Dataset entries on figures:
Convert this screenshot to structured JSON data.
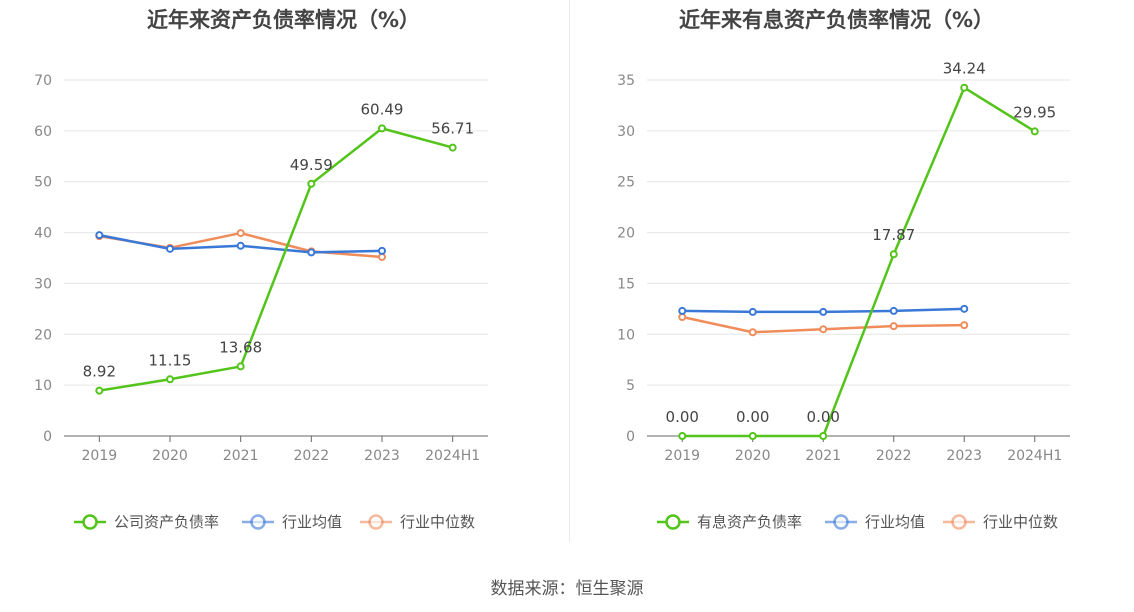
{
  "source_label": "数据来源：恒生聚源",
  "chart_data": [
    {
      "type": "line",
      "title": "近年来资产负债率情况（%）",
      "categories": [
        "2019",
        "2020",
        "2021",
        "2022",
        "2023",
        "2024H1"
      ],
      "ylim": [
        0,
        70
      ],
      "yticks": [
        0,
        10,
        20,
        30,
        40,
        50,
        60,
        70
      ],
      "grid": true,
      "legend_position": "bottom",
      "series": [
        {
          "name": "公司资产负债率",
          "color": "#52c41a",
          "values": [
            8.92,
            11.15,
            13.68,
            49.59,
            60.49,
            56.71
          ],
          "labels": [
            "8.92",
            "11.15",
            "13.68",
            "49.59",
            "60.49",
            "56.71"
          ]
        },
        {
          "name": "行业均值",
          "color": "#3a78d8",
          "values": [
            39.5,
            36.8,
            37.4,
            36.1,
            36.4,
            null
          ]
        },
        {
          "name": "行业中位数",
          "color": "#f08c5a",
          "values": [
            39.3,
            37.0,
            39.9,
            36.3,
            35.2,
            null
          ]
        }
      ]
    },
    {
      "type": "line",
      "title": "近年来有息资产负债率情况（%）",
      "categories": [
        "2019",
        "2020",
        "2021",
        "2022",
        "2023",
        "2024H1"
      ],
      "ylim": [
        0,
        35
      ],
      "yticks": [
        0,
        5,
        10,
        15,
        20,
        25,
        30,
        35
      ],
      "grid": true,
      "legend_position": "bottom",
      "series": [
        {
          "name": "有息资产负债率",
          "color": "#52c41a",
          "values": [
            0.0,
            0.0,
            0.0,
            17.87,
            34.24,
            29.95
          ],
          "labels": [
            "0.00",
            "0.00",
            "0.00",
            "17.87",
            "34.24",
            "29.95"
          ]
        },
        {
          "name": "行业均值",
          "color": "#3a78d8",
          "values": [
            12.3,
            12.2,
            12.2,
            12.3,
            12.5,
            null
          ]
        },
        {
          "name": "行业中位数",
          "color": "#f08c5a",
          "values": [
            11.7,
            10.2,
            10.5,
            10.8,
            10.9,
            null
          ]
        }
      ]
    }
  ]
}
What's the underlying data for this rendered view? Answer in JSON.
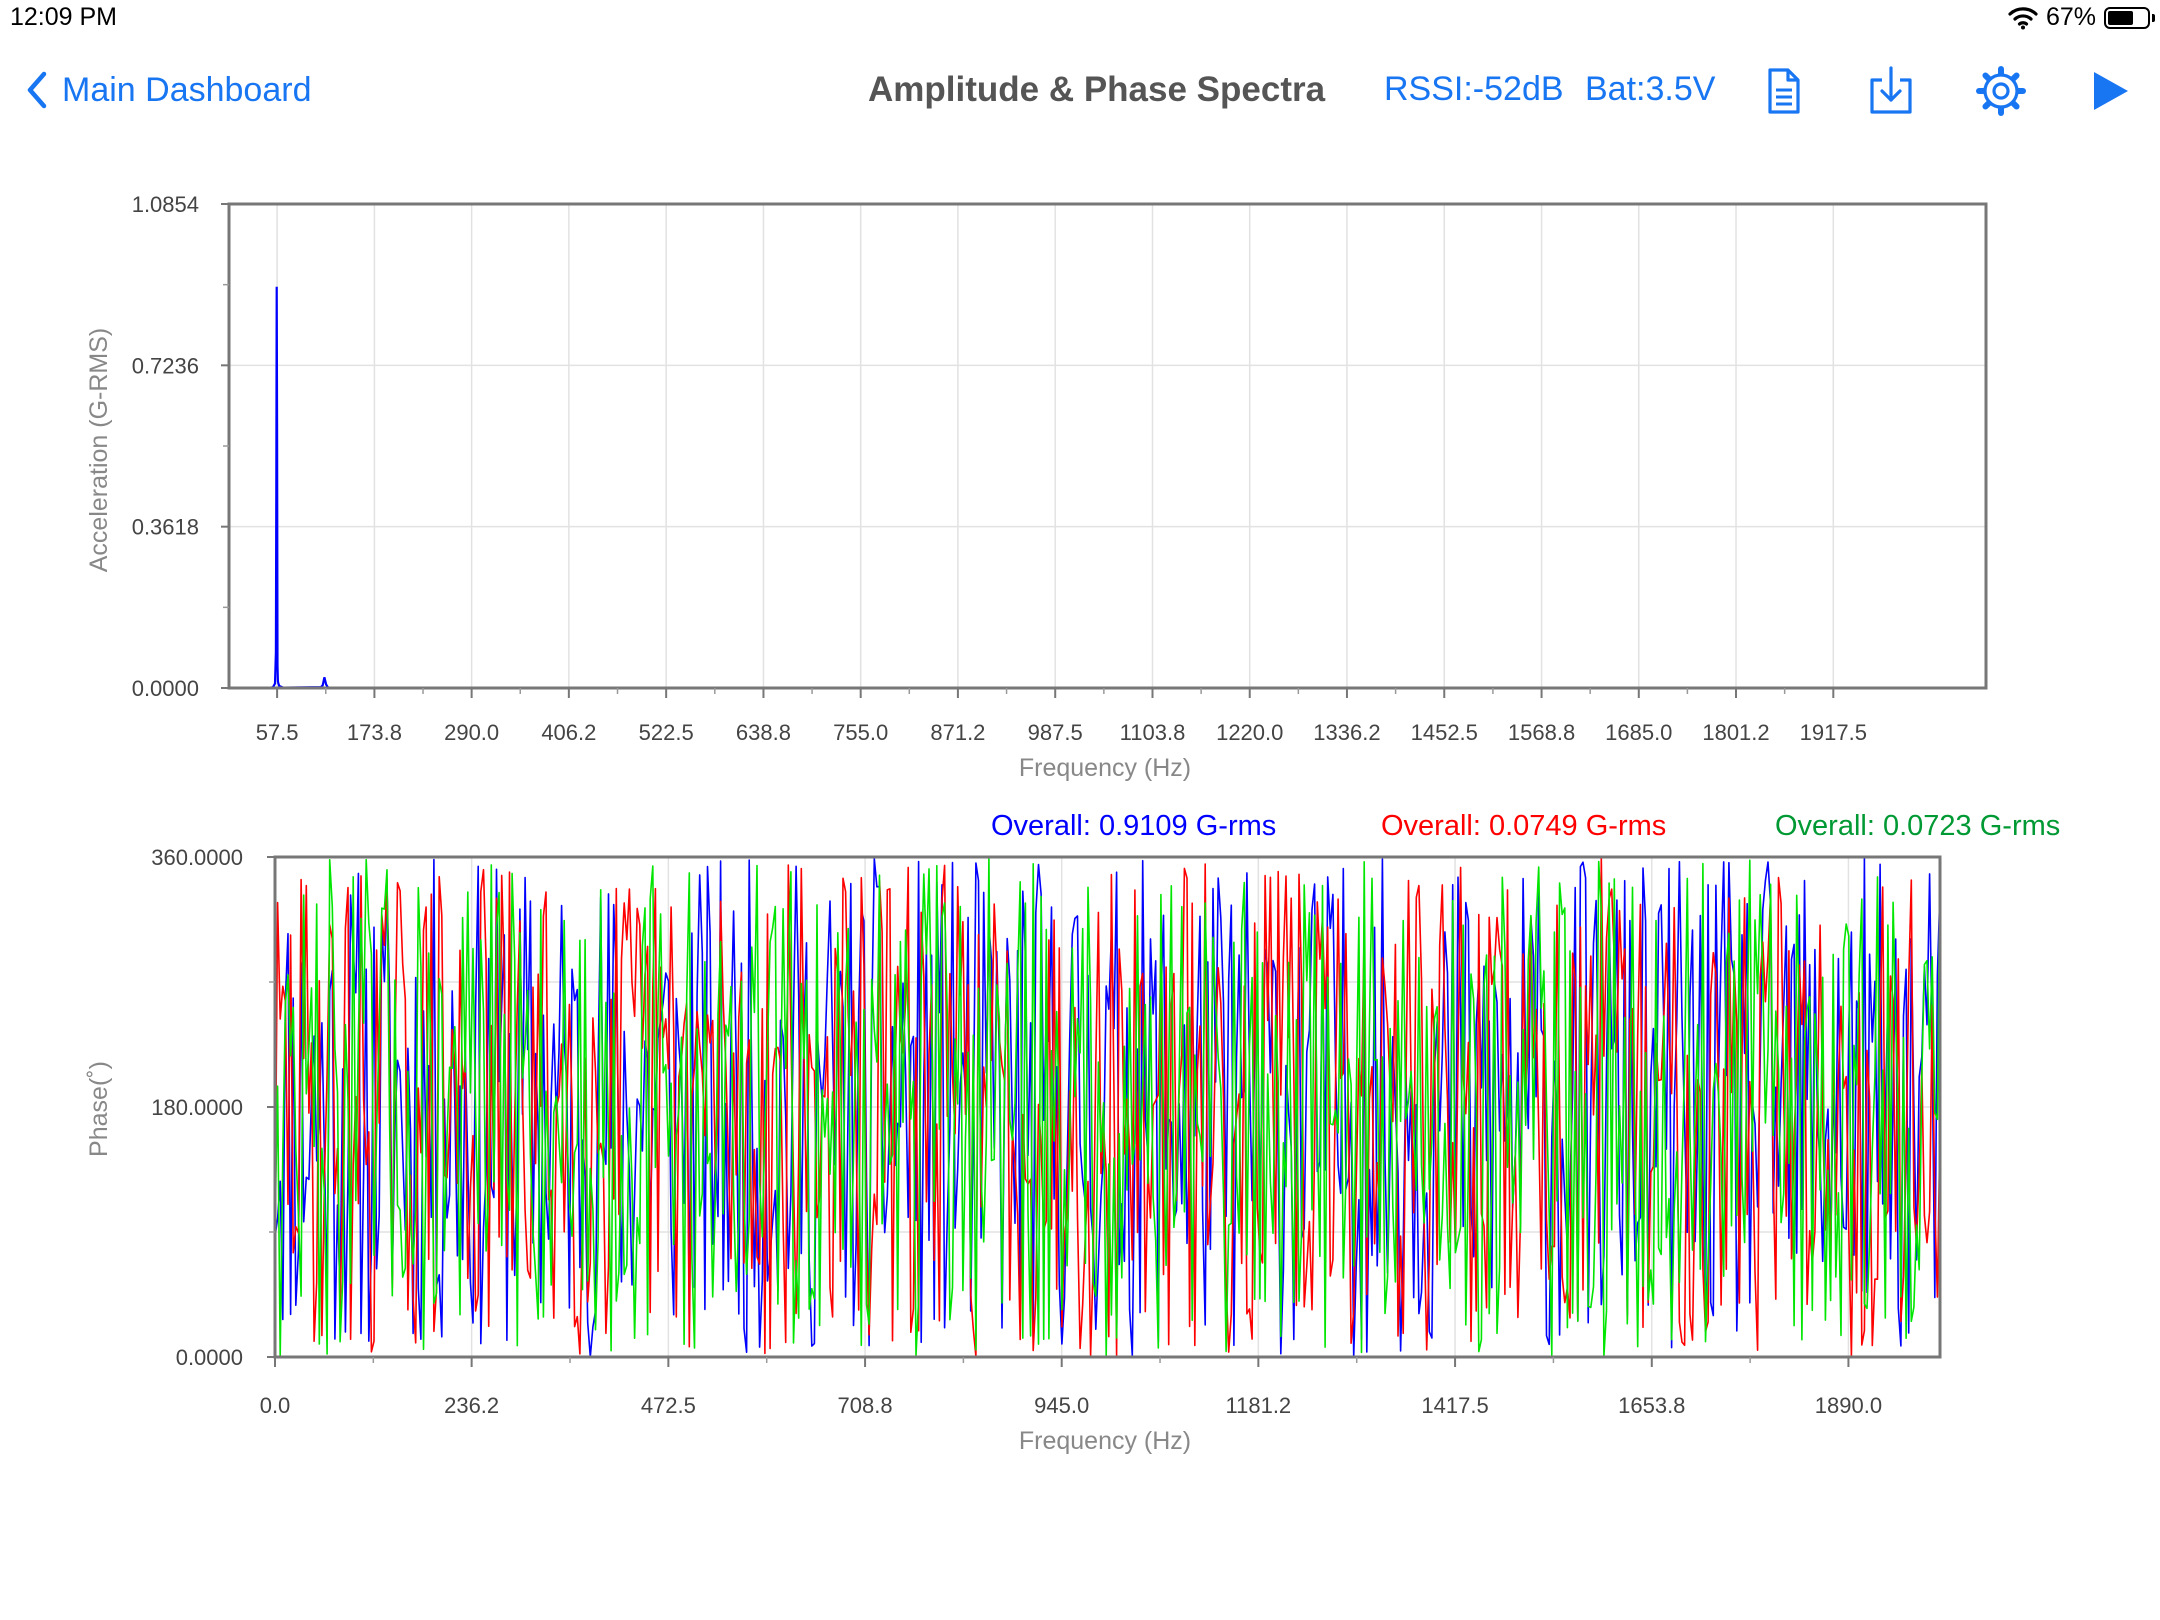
{
  "status_bar": {
    "time": "12:09 PM",
    "battery_percent": "67%",
    "battery_level": 0.67,
    "wifi_icon": "wifi-icon",
    "battery_icon": "battery-icon"
  },
  "nav": {
    "back_label": "Main Dashboard",
    "title": "Amplitude & Phase Spectra",
    "rssi": "RSSI:-52dB",
    "battery": "Bat:3.5V",
    "accent_color": "#1976f2",
    "icons": [
      "document-icon",
      "download-icon",
      "gear-icon",
      "play-icon"
    ]
  },
  "chart_data": [
    {
      "type": "line",
      "name": "amplitude-spectrum",
      "xlabel": "Frequency (Hz)",
      "ylabel": "Acceleration (G-RMS)",
      "xlim": [
        0,
        2100
      ],
      "ylim": [
        0,
        1.0854
      ],
      "x_ticks": [
        "57.5",
        "173.8",
        "290.0",
        "406.2",
        "522.5",
        "638.8",
        "755.0",
        "871.2",
        "987.5",
        "1103.8",
        "1220.0",
        "1336.2",
        "1452.5",
        "1568.8",
        "1685.0",
        "1801.2",
        "1917.5"
      ],
      "x_tick_values": [
        57.5,
        173.8,
        290.0,
        406.2,
        522.5,
        638.8,
        755.0,
        871.2,
        987.5,
        1103.8,
        1220.0,
        1336.2,
        1452.5,
        1568.8,
        1685.0,
        1801.2,
        1917.5
      ],
      "y_ticks": [
        "0.0000",
        "0.3618",
        "0.7236",
        "1.0854"
      ],
      "y_tick_values": [
        0,
        0.3618,
        0.7236,
        1.0854
      ],
      "grid": true,
      "series": [
        {
          "color": "#0000ff",
          "x": [
            50,
            53,
            55,
            56,
            56.5,
            57,
            57.5,
            58,
            58.5,
            59,
            60,
            62,
            65,
            110,
            112,
            114,
            116,
            118,
            120,
            300,
            600,
            900,
            1200,
            1500,
            1800,
            2000
          ],
          "y": [
            0,
            0.003,
            0.01,
            0.08,
            0.44,
            0.9,
            0.57,
            0.05,
            0.015,
            0.01,
            0.005,
            0.003,
            0.001,
            0.002,
            0.006,
            0.024,
            0.008,
            0.002,
            0,
            0.001,
            0.001,
            0.001,
            0.001,
            0.001,
            0.001,
            0.001
          ]
        }
      ]
    },
    {
      "type": "line",
      "name": "phase-spectrum",
      "xlabel": "Frequency (Hz)",
      "ylabel": "Phase(˚)",
      "xlim": [
        0,
        2000
      ],
      "ylim": [
        0,
        360
      ],
      "x_ticks": [
        "0.0",
        "236.2",
        "472.5",
        "708.8",
        "945.0",
        "1181.2",
        "1417.5",
        "1653.8",
        "1890.0"
      ],
      "x_tick_values": [
        0,
        236.2,
        472.5,
        708.8,
        945.0,
        1181.2,
        1417.5,
        1653.8,
        1890.0
      ],
      "y_ticks": [
        "0.0000",
        "180.0000",
        "360.0000"
      ],
      "y_tick_values": [
        0,
        180,
        360
      ],
      "grid": true,
      "samples_per_series": 640,
      "series": [
        {
          "color": "#0000ff",
          "overall": "Overall: 0.9109 G-rms",
          "seed": 11
        },
        {
          "color": "#ff0000",
          "overall": "Overall: 0.0749 G-rms",
          "seed": 29
        },
        {
          "color": "#00e600",
          "overall": "Overall: 0.0723 G-rms",
          "seed": 47
        }
      ],
      "legend_colors": [
        "#0000ff",
        "#ff0000",
        "#009933"
      ]
    }
  ]
}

Written request:
From the listing above, copy all lines holding the word "ylabel".

Exercise solution:
      "ylabel": "Acceleration (G-RMS)",
      "ylabel": "Phase(˚)",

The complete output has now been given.